Exercise
State the number of lines that contain the word "grinning", and add nothing else.

[Stored data entries]
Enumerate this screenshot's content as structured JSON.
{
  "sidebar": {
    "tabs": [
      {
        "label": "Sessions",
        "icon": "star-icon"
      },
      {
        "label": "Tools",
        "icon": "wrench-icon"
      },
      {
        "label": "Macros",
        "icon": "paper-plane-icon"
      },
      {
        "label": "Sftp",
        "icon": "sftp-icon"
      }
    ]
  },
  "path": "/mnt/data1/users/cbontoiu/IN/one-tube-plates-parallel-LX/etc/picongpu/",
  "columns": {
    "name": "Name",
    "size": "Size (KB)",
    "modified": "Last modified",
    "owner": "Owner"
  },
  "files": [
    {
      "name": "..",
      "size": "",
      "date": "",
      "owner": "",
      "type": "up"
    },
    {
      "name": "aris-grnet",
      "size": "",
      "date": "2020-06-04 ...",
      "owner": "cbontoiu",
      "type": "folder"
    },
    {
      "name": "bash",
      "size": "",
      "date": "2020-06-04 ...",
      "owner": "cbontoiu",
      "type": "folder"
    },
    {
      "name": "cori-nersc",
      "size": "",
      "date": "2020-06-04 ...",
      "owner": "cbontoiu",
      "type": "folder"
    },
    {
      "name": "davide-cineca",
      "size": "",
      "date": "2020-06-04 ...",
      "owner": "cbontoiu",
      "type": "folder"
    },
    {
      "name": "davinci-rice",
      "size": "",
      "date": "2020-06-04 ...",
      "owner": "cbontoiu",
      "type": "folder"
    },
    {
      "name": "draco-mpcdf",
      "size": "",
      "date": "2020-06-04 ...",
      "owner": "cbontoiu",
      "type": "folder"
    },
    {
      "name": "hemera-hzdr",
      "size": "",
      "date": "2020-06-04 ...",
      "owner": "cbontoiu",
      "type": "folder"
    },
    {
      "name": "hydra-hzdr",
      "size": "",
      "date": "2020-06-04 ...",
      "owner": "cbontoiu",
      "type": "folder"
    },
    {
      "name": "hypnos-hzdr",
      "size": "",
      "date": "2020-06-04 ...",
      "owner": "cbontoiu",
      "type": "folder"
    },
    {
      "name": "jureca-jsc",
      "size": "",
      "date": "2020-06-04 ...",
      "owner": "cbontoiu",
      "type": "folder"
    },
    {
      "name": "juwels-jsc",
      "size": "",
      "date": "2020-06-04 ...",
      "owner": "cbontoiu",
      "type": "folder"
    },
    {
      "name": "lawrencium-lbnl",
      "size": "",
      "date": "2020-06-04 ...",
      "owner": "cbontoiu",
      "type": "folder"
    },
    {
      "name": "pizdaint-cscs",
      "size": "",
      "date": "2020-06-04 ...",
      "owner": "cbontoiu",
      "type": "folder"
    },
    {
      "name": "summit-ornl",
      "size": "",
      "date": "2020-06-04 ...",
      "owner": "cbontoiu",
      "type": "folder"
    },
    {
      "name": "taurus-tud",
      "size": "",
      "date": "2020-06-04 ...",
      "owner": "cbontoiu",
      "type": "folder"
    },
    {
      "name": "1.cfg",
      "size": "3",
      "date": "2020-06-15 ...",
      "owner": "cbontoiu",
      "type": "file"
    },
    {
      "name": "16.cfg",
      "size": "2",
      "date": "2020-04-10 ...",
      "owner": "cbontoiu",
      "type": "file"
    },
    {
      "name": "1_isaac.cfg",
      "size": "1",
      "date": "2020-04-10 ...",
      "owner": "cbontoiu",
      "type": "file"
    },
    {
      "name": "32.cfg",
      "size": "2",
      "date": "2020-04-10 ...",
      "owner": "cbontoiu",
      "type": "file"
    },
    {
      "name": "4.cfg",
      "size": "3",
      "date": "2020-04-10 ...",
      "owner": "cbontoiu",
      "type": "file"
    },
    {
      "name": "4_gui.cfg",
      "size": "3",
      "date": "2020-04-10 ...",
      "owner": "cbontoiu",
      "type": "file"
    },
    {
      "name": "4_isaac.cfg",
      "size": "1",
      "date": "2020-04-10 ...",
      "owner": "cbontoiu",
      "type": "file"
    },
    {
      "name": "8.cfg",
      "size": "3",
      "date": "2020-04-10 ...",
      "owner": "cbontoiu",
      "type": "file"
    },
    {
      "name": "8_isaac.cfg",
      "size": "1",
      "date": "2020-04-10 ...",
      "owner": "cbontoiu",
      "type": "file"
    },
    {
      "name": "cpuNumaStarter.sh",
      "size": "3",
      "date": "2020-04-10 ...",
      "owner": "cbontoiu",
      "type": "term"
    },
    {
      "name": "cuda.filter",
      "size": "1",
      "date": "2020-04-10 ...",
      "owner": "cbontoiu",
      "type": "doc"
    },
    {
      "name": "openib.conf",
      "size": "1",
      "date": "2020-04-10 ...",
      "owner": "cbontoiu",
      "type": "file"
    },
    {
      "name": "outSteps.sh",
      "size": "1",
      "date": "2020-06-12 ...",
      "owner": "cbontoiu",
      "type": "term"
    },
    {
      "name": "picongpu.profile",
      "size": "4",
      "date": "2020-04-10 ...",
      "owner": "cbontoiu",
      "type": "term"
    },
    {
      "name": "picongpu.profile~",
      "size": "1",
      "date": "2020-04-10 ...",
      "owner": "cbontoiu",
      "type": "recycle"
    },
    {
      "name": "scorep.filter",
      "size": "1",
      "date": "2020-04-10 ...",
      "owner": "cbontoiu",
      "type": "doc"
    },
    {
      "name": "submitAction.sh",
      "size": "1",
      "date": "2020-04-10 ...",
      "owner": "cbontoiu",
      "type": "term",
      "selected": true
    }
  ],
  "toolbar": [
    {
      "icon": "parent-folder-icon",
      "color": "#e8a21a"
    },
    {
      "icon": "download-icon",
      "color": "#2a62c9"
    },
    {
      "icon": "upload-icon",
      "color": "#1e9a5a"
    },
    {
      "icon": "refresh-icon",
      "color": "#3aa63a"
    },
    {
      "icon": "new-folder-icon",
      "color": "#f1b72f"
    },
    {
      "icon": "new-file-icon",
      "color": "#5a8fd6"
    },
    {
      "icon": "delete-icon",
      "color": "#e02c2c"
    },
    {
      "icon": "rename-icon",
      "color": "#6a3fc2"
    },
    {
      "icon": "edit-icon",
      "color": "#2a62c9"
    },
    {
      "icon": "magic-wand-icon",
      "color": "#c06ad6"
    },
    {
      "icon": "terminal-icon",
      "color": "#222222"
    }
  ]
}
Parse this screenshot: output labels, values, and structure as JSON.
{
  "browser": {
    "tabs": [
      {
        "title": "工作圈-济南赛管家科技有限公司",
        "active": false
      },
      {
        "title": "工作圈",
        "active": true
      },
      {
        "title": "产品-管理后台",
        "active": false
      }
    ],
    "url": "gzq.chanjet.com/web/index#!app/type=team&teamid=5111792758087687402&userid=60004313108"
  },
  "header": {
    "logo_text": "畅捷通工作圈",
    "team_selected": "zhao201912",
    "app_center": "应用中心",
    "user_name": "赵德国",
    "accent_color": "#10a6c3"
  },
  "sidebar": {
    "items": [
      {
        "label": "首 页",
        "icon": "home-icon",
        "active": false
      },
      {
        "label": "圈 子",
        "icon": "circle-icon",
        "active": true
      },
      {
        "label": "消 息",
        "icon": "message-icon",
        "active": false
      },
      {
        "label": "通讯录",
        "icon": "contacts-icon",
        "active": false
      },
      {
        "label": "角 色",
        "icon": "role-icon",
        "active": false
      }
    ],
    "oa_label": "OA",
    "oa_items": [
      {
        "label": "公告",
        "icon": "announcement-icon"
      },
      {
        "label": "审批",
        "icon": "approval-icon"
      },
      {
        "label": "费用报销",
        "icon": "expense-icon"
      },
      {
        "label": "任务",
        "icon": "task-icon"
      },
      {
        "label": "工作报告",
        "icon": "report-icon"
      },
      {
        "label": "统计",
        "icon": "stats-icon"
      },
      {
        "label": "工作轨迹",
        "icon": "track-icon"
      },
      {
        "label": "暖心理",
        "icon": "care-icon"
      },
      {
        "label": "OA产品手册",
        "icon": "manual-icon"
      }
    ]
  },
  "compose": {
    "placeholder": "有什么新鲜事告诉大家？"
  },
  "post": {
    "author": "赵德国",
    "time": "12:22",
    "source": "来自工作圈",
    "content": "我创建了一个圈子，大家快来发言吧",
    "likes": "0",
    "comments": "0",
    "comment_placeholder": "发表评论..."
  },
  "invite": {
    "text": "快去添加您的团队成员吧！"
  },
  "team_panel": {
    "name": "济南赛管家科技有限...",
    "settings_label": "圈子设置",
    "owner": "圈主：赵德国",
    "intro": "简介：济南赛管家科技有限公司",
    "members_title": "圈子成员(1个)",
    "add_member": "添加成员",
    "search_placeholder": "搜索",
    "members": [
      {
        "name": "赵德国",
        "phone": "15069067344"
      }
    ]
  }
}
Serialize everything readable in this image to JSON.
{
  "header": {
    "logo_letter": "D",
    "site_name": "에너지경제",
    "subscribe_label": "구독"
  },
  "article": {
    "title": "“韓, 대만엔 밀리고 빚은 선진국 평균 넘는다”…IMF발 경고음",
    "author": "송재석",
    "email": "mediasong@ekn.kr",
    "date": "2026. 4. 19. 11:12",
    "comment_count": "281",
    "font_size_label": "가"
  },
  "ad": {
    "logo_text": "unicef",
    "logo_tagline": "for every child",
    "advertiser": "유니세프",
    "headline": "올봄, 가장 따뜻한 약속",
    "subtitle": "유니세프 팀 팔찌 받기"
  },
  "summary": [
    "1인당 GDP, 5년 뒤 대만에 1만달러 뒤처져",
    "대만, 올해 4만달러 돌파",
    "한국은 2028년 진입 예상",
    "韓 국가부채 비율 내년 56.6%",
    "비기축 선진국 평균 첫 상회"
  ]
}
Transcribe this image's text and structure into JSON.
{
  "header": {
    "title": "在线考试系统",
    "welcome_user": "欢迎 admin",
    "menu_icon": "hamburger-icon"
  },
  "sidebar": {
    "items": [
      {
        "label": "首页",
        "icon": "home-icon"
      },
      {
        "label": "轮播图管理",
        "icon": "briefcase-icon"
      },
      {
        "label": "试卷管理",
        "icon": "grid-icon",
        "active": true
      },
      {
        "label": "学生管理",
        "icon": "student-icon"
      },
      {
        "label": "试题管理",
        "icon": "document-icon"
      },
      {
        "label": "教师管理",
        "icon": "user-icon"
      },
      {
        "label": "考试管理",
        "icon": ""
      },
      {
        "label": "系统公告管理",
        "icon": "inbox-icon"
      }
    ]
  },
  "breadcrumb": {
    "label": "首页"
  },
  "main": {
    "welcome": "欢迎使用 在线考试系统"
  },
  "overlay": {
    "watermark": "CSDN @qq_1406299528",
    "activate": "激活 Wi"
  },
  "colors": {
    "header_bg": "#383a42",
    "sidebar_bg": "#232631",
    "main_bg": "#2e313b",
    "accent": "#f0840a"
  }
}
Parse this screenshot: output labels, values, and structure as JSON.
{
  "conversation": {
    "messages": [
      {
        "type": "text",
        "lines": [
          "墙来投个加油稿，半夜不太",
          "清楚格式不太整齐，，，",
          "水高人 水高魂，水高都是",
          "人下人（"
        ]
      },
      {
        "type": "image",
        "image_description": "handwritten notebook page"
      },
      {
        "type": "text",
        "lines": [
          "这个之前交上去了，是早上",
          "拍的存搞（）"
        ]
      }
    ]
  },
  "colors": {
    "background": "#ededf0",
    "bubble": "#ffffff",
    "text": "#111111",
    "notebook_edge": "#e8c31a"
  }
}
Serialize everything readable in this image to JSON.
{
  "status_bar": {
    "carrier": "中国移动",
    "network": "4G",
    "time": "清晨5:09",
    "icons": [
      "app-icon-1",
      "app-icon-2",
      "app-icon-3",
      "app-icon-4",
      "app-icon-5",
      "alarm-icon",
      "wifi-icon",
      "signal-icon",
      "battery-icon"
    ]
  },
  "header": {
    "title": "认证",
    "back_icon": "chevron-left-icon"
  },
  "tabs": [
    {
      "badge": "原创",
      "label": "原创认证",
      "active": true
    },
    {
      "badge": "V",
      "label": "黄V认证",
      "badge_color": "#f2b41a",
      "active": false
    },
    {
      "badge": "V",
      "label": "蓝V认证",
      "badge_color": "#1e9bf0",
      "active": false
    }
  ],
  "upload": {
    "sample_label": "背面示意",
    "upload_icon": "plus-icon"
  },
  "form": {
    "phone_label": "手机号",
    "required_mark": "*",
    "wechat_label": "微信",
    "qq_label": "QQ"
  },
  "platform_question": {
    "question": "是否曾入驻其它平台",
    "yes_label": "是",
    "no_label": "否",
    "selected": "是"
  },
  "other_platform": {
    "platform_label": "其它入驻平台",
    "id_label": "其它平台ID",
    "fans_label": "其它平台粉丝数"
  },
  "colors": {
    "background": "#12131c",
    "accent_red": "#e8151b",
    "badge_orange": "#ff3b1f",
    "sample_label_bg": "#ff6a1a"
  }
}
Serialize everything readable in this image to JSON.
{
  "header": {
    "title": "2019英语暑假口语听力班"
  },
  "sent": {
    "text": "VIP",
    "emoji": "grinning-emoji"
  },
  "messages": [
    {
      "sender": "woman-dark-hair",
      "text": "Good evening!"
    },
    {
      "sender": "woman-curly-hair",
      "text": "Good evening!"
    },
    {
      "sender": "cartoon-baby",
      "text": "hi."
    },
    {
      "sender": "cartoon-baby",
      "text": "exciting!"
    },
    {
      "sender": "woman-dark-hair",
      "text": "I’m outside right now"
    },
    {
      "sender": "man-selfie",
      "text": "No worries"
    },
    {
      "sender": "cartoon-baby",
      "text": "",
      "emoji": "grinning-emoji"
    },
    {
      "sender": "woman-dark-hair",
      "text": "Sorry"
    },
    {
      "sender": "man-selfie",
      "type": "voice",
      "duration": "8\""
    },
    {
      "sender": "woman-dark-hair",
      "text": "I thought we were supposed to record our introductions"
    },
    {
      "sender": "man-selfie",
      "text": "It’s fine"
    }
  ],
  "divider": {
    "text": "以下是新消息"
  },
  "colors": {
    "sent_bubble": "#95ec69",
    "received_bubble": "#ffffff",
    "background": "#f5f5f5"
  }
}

Exercise output
2